#### Data rows
▽
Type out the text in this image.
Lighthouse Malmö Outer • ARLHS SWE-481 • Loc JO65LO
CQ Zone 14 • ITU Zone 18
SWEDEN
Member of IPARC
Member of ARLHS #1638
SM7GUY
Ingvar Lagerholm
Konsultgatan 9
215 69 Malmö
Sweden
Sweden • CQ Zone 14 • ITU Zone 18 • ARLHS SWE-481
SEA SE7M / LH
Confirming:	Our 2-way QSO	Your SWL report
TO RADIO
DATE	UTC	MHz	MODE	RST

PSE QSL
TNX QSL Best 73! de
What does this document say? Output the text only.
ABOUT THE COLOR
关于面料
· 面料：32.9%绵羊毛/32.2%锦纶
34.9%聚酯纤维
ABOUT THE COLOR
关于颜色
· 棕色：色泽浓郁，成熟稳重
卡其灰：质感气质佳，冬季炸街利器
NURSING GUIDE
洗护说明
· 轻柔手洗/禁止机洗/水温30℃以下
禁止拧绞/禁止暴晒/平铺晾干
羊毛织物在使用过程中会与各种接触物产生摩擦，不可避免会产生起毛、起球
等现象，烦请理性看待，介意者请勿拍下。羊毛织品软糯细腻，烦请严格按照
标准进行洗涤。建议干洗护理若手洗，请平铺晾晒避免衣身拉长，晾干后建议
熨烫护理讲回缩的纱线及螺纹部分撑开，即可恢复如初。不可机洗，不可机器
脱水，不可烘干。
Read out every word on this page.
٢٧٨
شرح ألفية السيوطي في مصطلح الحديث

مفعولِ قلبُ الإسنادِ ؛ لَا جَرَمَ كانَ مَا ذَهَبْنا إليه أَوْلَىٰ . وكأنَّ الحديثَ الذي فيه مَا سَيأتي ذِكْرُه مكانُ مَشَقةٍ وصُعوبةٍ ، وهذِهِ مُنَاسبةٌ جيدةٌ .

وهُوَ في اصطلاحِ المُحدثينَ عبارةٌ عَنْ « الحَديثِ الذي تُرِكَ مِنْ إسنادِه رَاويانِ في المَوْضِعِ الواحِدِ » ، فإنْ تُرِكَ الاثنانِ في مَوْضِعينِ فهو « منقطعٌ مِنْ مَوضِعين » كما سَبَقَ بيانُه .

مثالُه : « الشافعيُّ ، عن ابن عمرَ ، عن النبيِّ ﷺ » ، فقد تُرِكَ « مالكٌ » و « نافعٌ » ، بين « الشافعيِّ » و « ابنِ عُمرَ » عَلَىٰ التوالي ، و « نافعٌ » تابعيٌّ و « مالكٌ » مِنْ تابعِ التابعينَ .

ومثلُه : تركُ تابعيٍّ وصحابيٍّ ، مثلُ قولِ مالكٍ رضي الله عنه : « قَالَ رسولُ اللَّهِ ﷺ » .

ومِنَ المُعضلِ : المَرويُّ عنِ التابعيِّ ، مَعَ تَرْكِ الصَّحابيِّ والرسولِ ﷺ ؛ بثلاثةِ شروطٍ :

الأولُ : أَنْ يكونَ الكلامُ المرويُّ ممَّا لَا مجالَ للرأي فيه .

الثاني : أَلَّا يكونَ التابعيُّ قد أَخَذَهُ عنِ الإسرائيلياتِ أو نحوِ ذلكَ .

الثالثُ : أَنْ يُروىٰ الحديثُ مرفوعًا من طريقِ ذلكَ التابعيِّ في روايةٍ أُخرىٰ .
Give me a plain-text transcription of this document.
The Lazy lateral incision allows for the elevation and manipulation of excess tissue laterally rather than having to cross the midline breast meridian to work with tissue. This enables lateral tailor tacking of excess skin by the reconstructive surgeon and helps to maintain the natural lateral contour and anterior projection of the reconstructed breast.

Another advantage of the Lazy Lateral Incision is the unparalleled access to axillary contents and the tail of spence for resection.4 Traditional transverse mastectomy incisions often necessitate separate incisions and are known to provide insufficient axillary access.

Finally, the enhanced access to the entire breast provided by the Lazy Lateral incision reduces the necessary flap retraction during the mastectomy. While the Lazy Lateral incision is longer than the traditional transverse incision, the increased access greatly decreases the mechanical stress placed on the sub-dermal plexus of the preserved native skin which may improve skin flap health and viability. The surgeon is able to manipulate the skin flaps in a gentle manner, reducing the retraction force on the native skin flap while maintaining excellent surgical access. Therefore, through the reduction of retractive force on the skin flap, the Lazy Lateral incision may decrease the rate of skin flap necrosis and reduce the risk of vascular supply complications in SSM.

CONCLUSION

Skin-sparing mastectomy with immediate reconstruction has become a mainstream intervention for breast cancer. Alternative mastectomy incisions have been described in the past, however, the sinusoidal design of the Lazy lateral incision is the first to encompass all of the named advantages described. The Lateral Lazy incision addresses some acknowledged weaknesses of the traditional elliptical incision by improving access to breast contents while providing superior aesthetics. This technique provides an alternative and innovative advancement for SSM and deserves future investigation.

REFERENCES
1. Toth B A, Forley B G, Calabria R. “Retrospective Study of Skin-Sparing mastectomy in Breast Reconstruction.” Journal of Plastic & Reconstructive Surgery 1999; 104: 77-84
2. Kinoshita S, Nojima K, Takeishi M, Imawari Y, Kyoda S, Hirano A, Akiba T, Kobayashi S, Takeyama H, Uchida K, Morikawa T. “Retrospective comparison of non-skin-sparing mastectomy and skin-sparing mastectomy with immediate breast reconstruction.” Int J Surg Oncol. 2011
△
#### What this task involves
Reproduce every line above without error.

#### Solution to the exercise
Type out the text in this image.
Lighthouse Malmö Outer • ARLHS SWE-481 • Loc JO65LO
CQ Zone 14 • ITU Zone 18
SWEDEN
Member of IPARC
Member of ARLHS #1638
SM7GUY
Ingvar Lagerholm
Konsultgatan 9
215 69 Malmö
Sweden
Sweden • CQ Zone 14 • ITU Zone 18 • ARLHS SWE-481
SEA SE7M / LH
Confirming:	Our 2-way QSO	Your SWL report
TO RADIO
DATE	UTC	MHz	MODE	RST

PSE QSL
TNX QSL Best 73! de
What does this document say? Output the text only.
ABOUT THE COLOR
关于面料
· 面料：32.9%绵羊毛/32.2%锦纶
34.9%聚酯纤维
ABOUT THE COLOR
关于颜色
· 棕色：色泽浓郁，成熟稳重
卡其灰：质感气质佳，冬季炸街利器
NURSING GUIDE
洗护说明
· 轻柔手洗/禁止机洗/水温30℃以下
禁止拧绞/禁止暴晒/平铺晾干
羊毛织物在使用过程中会与各种接触物产生摩擦，不可避免会产生起毛、起球
等现象，烦请理性看待，介意者请勿拍下。羊毛织品软糯细腻，烦请严格按照
标准进行洗涤。建议干洗护理若手洗，请平铺晾晒避免衣身拉长，晾干后建议
熨烫护理讲回缩的纱线及螺纹部分撑开，即可恢复如初。不可机洗，不可机器
脱水，不可烘干。
Read out every word on this page.
٢٧٨
شرح ألفية السيوطي في مصطلح الحديث

مفعولِ قلبُ الإسنادِ ؛ لَا جَرَمَ كانَ مَا ذَهَبْنا إليه أَوْلَىٰ . وكأنَّ الحديثَ الذي فيه مَا سَيأتي ذِكْرُه مكانُ مَشَقةٍ وصُعوبةٍ ، وهذِهِ مُنَاسبةٌ جيدةٌ .

وهُوَ في اصطلاحِ المُحدثينَ عبارةٌ عَنْ « الحَديثِ الذي تُرِكَ مِنْ إسنادِه رَاويانِ في المَوْضِعِ الواحِدِ » ، فإنْ تُرِكَ الاثنانِ في مَوْضِعينِ فهو « منقطعٌ مِنْ مَوضِعين » كما سَبَقَ بيانُه .

مثالُه : « الشافعيُّ ، عن ابن عمرَ ، عن النبيِّ ﷺ » ، فقد تُرِكَ « مالكٌ » و « نافعٌ » ، بين « الشافعيِّ » و « ابنِ عُمرَ » عَلَىٰ التوالي ، و « نافعٌ » تابعيٌّ و « مالكٌ » مِنْ تابعِ التابعينَ .

ومثلُه : تركُ تابعيٍّ وصحابيٍّ ، مثلُ قولِ مالكٍ رضي الله عنه : « قَالَ رسولُ اللَّهِ ﷺ » .

ومِنَ المُعضلِ : المَرويُّ عنِ التابعيِّ ، مَعَ تَرْكِ الصَّحابيِّ والرسولِ ﷺ ؛ بثلاثةِ شروطٍ :

الأولُ : أَنْ يكونَ الكلامُ المرويُّ ممَّا لَا مجالَ للرأي فيه .

الثاني : أَلَّا يكونَ التابعيُّ قد أَخَذَهُ عنِ الإسرائيلياتِ أو نحوِ ذلكَ .

الثالثُ : أَنْ يُروىٰ الحديثُ مرفوعًا من طريقِ ذلكَ التابعيِّ في روايةٍ أُخرىٰ .
Give me a plain-text transcription of this document.
The Lazy lateral incision allows for the elevation and manipulation of excess tissue laterally rather than having to cross the midline breast meridian to work with tissue. This enables lateral tailor tacking of excess skin by the reconstructive surgeon and helps to maintain the natural lateral contour and anterior projection of the reconstructed breast.

Another advantage of the Lazy Lateral Incision is the unparalleled access to axillary contents and the tail of spence for resection.4 Traditional transverse mastectomy incisions often necessitate separate incisions and are known to provide insufficient axillary access.

Finally, the enhanced access to the entire breast provided by the Lazy Lateral incision reduces the necessary flap retraction during the mastectomy. While the Lazy Lateral incision is longer than the traditional transverse incision, the increased access greatly decreases the mechanical stress placed on the sub-dermal plexus of the preserved native skin which may improve skin flap health and viability. The surgeon is able to manipulate the skin flaps in a gentle manner, reducing the retraction force on the native skin flap while maintaining excellent surgical access. Therefore, through the reduction of retractive force on the skin flap, the Lazy Lateral incision may decrease the rate of skin flap necrosis and reduce the risk of vascular supply complications in SSM.

CONCLUSION

Skin-sparing mastectomy with immediate reconstruction has become a mainstream intervention for breast cancer. Alternative mastectomy incisions have been described in the past, however, the sinusoidal design of the Lazy lateral incision is the first to encompass all of the named advantages described. The Lateral Lazy incision addresses some acknowledged weaknesses of the traditional elliptical incision by improving access to breast contents while providing superior aesthetics. This technique provides an alternative and innovative advancement for SSM and deserves future investigation.

REFERENCES
1. Toth B A, Forley B G, Calabria R. “Retrospective Study of Skin-Sparing mastectomy in Breast Reconstruction.” Journal of Plastic & Reconstructive Surgery 1999; 104: 77-84
2. Kinoshita S, Nojima K, Takeishi M, Imawari Y, Kyoda S, Hirano A, Akiba T, Kobayashi S, Takeyama H, Uchida K, Morikawa T. “Retrospective comparison of non-skin-sparing mastectomy and skin-sparing mastectomy with immediate breast reconstruction.” Int J Surg Oncol. 2011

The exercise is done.